Goal of the exercise: Your task is to copy every line of the records below that contains "points".

Stored data entries:
** start **
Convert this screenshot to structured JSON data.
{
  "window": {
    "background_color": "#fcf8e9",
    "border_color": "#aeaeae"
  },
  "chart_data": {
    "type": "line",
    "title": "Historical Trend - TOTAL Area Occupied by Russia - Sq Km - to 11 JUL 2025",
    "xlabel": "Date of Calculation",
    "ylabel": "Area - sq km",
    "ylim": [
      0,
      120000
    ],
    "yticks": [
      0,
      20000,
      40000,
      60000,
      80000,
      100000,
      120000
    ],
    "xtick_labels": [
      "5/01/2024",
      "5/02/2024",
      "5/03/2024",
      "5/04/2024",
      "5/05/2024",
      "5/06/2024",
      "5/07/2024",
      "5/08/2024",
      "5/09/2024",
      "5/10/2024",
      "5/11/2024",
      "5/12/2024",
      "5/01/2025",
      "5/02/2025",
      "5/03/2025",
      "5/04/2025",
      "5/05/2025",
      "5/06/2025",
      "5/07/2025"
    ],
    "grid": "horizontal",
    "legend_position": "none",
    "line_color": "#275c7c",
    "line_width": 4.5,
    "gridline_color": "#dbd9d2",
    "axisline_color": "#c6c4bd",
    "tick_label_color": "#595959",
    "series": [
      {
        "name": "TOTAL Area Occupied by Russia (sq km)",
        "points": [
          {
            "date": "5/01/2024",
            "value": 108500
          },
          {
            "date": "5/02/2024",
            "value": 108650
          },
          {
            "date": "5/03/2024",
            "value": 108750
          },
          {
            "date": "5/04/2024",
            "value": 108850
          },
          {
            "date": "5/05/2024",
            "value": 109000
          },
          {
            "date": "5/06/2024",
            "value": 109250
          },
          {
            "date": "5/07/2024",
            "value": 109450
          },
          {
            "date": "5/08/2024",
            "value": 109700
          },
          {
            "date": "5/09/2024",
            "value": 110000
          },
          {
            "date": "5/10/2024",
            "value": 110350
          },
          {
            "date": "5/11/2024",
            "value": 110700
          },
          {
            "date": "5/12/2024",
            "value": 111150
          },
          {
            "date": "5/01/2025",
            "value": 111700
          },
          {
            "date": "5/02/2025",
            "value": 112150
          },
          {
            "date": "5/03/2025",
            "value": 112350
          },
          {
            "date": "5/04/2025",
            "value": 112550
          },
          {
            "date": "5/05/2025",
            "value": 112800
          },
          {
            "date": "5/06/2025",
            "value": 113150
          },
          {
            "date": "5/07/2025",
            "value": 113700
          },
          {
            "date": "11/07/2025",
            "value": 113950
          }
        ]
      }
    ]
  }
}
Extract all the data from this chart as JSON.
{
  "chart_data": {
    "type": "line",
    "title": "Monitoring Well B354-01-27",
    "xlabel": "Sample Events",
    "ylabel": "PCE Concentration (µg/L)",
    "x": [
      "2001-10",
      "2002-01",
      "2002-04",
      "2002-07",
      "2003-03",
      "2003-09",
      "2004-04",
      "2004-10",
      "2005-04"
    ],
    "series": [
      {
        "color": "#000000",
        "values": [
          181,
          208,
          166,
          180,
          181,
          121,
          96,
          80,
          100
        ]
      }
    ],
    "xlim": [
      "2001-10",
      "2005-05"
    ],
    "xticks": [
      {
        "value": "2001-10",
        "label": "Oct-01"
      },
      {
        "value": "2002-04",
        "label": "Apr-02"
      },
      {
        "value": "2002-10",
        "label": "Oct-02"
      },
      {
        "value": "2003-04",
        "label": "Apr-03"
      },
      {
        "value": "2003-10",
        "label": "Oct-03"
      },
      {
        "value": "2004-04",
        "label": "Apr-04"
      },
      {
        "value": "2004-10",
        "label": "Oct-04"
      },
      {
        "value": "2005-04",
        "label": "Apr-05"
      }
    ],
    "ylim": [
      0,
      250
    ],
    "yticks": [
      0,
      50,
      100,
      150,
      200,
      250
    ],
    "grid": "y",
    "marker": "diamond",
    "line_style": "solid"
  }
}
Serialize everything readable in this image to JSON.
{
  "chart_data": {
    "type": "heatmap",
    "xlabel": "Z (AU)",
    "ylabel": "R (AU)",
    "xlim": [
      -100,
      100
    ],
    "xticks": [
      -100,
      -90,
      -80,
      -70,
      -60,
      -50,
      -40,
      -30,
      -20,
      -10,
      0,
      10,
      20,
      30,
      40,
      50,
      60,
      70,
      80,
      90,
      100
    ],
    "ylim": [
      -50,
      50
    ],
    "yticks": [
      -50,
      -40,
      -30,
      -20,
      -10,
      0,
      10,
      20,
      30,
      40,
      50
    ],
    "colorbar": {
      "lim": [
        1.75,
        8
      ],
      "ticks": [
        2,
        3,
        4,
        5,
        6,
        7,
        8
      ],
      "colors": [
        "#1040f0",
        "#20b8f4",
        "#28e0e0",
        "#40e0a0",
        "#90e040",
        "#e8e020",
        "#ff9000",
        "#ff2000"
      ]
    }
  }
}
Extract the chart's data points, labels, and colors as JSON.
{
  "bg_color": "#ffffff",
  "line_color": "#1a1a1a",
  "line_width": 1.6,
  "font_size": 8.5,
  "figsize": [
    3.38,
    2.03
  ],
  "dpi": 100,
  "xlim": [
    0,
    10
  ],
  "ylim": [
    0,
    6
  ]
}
** end **
Task result:
        "points": [
Extract the chart's data points, labels, and colors as JSON.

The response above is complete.